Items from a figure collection
____

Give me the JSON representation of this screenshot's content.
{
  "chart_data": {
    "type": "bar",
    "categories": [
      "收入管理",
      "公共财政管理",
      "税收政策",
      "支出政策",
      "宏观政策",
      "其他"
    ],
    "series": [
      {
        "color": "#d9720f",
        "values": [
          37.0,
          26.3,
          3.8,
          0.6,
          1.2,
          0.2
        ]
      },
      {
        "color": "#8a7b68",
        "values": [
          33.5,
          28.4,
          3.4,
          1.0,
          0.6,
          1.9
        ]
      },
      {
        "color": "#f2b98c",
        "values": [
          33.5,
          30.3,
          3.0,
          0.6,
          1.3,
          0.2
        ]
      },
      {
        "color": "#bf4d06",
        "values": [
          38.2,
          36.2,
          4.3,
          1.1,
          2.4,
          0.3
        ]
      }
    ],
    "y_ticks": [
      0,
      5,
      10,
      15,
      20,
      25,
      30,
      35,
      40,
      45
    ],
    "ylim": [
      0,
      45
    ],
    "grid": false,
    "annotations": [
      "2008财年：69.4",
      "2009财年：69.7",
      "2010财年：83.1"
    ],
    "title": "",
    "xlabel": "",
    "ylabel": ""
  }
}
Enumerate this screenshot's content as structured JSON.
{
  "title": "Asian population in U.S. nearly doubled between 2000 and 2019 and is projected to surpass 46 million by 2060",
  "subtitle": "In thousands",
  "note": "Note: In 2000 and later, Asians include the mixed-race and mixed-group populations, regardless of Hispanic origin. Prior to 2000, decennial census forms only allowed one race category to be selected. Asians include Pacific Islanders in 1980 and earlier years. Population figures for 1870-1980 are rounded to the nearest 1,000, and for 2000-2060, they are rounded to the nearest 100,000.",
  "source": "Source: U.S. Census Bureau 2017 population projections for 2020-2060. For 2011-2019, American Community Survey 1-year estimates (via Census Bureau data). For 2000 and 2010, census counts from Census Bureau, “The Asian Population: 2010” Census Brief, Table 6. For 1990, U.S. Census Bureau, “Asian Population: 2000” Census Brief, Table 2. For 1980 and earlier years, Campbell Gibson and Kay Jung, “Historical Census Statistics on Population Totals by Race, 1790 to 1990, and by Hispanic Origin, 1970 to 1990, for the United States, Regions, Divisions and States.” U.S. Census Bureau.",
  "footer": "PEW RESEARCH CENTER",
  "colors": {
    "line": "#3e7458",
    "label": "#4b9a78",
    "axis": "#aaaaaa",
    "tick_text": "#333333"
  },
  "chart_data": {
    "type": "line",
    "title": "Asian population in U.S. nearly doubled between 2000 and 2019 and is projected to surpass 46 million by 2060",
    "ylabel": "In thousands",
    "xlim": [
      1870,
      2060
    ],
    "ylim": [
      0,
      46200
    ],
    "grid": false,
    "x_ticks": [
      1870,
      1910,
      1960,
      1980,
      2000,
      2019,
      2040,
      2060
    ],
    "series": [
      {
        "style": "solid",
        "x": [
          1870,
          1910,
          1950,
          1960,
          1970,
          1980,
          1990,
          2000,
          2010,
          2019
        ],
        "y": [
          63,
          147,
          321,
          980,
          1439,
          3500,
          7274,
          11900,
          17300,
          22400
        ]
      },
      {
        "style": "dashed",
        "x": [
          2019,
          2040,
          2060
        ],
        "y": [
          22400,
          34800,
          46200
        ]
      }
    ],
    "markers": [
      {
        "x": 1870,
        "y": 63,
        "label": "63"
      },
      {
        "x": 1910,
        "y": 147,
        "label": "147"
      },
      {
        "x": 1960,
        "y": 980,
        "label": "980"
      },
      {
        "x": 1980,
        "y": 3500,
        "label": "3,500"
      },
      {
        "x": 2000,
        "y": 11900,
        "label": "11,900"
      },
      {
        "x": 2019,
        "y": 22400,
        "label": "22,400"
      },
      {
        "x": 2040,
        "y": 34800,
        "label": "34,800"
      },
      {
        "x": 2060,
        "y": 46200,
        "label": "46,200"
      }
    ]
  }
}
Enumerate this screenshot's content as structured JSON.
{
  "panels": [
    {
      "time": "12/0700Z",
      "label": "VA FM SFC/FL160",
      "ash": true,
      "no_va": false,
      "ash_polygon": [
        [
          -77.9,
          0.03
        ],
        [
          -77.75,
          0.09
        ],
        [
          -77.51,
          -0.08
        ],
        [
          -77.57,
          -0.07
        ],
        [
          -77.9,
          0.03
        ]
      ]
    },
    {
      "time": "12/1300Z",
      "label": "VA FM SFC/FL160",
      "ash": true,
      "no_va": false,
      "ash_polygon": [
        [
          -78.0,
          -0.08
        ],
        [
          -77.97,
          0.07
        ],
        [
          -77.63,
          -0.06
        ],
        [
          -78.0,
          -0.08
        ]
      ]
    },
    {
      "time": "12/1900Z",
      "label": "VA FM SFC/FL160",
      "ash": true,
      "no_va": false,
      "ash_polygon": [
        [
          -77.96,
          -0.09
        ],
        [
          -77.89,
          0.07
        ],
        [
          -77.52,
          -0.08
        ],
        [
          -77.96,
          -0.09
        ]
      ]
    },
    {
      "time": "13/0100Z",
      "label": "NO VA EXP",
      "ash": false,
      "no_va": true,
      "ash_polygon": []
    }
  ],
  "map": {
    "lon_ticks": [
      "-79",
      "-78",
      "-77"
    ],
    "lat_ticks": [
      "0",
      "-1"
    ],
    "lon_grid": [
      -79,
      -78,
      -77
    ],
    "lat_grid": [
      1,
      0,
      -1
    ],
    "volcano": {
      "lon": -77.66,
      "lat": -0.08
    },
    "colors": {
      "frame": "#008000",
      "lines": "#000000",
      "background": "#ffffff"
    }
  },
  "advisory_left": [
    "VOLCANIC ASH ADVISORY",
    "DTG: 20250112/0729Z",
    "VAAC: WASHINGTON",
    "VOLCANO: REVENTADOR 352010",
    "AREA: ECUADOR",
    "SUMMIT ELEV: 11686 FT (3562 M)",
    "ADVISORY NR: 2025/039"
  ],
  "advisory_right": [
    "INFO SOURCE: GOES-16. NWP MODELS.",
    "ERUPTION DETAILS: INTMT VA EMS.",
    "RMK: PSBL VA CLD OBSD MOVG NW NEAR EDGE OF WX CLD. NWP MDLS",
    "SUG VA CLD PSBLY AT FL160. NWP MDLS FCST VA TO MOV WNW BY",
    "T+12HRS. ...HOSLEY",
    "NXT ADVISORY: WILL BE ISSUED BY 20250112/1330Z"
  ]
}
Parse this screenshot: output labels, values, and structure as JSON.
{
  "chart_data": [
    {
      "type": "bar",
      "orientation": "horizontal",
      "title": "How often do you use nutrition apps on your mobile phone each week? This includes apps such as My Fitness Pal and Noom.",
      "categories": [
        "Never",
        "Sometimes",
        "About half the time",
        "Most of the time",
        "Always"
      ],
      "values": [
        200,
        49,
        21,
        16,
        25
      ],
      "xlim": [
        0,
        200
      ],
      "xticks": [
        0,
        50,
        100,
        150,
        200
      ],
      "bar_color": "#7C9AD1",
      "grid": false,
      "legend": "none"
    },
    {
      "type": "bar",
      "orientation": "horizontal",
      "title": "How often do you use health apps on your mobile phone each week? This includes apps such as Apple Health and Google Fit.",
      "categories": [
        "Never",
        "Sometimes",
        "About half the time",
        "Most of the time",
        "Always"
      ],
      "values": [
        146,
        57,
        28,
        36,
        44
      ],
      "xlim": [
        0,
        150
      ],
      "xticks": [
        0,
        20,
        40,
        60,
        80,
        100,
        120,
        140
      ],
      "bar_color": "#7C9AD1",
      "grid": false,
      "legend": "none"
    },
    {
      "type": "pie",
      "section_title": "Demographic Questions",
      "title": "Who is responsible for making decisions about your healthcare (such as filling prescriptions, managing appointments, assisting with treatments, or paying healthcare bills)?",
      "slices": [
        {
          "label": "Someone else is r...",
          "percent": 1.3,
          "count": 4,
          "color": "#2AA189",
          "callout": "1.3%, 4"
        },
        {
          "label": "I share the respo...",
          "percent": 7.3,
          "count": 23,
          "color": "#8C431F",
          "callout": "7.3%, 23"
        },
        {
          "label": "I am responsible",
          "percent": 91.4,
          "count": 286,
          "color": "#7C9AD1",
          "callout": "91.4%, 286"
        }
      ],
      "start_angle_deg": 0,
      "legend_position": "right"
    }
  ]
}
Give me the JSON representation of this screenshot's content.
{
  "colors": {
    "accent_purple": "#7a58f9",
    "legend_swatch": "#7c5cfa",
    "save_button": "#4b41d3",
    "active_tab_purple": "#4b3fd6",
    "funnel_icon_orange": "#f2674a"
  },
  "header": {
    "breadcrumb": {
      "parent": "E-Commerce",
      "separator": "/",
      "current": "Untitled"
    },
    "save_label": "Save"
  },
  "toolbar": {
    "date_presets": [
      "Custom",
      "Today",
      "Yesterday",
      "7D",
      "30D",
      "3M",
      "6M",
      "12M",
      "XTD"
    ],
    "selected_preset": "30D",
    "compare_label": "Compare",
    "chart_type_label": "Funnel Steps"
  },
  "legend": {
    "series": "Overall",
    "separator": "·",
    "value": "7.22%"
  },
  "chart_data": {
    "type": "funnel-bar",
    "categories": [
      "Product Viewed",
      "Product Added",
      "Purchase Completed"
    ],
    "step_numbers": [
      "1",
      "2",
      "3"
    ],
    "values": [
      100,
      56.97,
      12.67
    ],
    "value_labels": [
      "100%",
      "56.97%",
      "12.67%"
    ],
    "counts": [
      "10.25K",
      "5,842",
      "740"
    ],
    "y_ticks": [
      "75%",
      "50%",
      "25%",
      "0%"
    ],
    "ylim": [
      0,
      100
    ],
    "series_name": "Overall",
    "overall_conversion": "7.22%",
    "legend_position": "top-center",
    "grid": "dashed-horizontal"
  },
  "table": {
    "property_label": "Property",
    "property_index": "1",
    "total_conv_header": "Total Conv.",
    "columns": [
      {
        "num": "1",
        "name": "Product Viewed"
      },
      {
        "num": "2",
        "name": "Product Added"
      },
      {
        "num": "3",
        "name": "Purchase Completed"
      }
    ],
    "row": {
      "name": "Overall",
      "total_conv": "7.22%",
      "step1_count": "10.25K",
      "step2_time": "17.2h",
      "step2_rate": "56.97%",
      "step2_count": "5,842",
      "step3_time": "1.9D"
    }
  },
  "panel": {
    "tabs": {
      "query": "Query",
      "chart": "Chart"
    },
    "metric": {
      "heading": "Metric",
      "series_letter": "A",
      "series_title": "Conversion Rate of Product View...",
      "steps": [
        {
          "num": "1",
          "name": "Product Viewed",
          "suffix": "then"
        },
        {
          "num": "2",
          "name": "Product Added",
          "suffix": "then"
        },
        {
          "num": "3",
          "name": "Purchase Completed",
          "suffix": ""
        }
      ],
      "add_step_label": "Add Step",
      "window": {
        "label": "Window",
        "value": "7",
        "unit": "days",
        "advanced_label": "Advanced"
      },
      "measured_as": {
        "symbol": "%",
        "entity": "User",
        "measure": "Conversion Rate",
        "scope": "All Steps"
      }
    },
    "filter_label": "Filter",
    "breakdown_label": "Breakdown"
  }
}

____

▶ **WHAT THE EXERCISE ASKS**: Working from the entries above, return all lines that contain "Completed".

▶ **EXERCISE ANSWER**:
      "Purchase Completed"
        "name": "Purchase Completed"
          "name": "Purchase Completed",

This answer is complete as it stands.